▸ ITEMS:
────

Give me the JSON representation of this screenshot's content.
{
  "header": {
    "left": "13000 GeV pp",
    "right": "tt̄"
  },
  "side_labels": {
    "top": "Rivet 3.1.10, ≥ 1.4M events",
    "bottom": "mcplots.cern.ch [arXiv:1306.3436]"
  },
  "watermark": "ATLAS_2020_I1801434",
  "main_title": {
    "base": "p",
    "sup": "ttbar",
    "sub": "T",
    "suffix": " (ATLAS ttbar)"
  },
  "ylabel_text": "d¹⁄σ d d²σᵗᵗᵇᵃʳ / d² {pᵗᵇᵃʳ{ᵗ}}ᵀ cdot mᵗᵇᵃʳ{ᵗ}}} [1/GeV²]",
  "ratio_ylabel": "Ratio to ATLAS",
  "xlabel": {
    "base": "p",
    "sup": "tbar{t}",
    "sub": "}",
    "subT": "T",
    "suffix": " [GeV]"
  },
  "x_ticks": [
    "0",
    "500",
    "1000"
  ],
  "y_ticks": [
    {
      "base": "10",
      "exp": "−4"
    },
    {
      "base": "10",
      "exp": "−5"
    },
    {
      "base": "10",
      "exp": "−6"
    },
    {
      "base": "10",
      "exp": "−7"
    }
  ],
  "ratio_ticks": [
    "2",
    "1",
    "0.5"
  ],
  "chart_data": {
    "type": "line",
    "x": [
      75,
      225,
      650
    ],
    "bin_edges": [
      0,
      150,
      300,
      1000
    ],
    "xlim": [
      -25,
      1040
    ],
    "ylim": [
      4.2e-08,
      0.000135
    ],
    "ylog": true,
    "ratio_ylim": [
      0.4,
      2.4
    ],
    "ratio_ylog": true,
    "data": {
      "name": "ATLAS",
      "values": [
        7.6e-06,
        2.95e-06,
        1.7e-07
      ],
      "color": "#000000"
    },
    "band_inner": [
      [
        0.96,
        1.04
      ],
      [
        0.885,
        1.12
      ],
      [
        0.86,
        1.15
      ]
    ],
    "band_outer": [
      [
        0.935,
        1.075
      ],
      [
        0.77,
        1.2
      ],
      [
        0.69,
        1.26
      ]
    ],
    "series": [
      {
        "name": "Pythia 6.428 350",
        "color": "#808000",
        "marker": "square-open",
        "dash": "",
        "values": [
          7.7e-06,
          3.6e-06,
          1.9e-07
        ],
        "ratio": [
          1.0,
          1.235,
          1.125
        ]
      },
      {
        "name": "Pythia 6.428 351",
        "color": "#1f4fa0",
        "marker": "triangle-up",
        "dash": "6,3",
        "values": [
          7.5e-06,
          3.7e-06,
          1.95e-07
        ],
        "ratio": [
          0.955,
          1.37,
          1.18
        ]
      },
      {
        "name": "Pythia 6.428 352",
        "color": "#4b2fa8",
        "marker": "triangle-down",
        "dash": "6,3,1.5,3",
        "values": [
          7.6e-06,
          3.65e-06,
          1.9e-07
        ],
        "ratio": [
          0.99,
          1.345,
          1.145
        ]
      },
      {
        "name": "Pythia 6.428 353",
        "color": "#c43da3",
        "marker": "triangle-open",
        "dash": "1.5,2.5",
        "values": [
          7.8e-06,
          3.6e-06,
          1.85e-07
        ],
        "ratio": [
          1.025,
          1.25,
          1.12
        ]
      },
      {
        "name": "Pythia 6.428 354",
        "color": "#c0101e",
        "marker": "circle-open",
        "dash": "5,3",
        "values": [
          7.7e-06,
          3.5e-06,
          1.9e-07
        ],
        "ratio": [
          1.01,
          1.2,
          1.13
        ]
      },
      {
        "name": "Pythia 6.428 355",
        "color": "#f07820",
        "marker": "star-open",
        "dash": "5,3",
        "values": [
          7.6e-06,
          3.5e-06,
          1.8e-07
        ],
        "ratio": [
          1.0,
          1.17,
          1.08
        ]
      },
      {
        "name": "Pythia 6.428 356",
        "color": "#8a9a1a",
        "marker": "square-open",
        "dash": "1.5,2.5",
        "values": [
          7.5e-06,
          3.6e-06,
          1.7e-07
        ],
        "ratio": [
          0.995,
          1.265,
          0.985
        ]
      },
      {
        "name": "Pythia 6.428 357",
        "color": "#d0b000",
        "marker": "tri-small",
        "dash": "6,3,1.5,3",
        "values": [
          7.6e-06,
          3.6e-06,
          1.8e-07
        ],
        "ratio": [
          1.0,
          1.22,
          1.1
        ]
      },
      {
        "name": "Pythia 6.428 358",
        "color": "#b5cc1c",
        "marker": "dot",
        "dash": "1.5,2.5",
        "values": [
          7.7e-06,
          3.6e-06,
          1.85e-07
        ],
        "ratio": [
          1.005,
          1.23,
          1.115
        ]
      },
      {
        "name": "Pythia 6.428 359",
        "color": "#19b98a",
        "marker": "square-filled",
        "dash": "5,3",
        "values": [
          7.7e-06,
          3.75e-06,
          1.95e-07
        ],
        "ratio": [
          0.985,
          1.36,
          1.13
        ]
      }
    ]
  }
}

────

▸ WHAT THE TASK ASKS:
Count each line of the data where the word "open" appears, then reply with the total only.

▸ OUTPUT OF THE TASK:
5